MATERIAL:
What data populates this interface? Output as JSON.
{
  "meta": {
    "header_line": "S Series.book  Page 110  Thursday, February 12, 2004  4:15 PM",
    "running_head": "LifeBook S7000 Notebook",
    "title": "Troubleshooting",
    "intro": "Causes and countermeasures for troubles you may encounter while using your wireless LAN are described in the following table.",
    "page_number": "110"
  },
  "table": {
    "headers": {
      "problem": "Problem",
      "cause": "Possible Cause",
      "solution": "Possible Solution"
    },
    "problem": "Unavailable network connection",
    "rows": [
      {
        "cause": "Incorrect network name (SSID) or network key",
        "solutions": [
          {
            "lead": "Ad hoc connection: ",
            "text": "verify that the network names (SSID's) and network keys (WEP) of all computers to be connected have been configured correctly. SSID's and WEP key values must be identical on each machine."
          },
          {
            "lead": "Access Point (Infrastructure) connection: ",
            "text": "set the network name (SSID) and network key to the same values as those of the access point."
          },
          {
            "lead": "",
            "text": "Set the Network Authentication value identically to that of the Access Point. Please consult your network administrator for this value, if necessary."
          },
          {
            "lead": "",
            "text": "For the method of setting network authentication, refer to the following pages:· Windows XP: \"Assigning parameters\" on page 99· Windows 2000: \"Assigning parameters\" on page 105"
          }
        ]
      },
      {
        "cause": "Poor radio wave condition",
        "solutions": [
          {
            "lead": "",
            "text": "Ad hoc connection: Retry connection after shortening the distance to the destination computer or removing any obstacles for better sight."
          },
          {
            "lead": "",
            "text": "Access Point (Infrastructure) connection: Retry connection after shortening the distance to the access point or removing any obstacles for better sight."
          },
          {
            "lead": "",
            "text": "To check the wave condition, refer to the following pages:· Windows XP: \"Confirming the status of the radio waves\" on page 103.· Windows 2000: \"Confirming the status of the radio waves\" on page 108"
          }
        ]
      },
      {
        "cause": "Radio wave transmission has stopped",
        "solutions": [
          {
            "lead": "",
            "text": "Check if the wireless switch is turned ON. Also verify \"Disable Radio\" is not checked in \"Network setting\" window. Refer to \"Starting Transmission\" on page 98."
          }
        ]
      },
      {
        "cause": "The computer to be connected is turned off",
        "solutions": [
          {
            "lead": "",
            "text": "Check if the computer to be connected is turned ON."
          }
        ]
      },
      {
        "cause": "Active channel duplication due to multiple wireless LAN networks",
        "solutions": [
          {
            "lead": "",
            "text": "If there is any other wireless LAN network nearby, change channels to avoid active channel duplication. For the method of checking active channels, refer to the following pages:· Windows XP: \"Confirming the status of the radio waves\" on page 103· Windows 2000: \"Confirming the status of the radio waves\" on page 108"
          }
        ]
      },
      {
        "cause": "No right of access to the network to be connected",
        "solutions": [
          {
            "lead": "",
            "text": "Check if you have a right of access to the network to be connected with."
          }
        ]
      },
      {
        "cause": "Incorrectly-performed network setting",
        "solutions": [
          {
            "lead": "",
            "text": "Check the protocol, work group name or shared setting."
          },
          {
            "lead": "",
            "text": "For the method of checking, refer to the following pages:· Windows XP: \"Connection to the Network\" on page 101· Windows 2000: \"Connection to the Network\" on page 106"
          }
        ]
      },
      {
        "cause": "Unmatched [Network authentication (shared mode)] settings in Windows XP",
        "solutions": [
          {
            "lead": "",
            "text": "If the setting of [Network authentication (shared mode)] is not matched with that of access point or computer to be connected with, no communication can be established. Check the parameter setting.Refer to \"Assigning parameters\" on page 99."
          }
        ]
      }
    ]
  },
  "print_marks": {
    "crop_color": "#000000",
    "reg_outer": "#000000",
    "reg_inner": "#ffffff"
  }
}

PROBLEM:
From the entries above, return each line with the word "distance" in it.

ANSWER TO THE PROBLEM:
            "text": "Ad hoc connection: Retry connection after shortening the distance to the destination computer or removing any obstacles for better sight."
            "text": "Access Point (Infrastructure) connection: Retry connection after shortening the distance to the access point or removing any obstacles for better sight."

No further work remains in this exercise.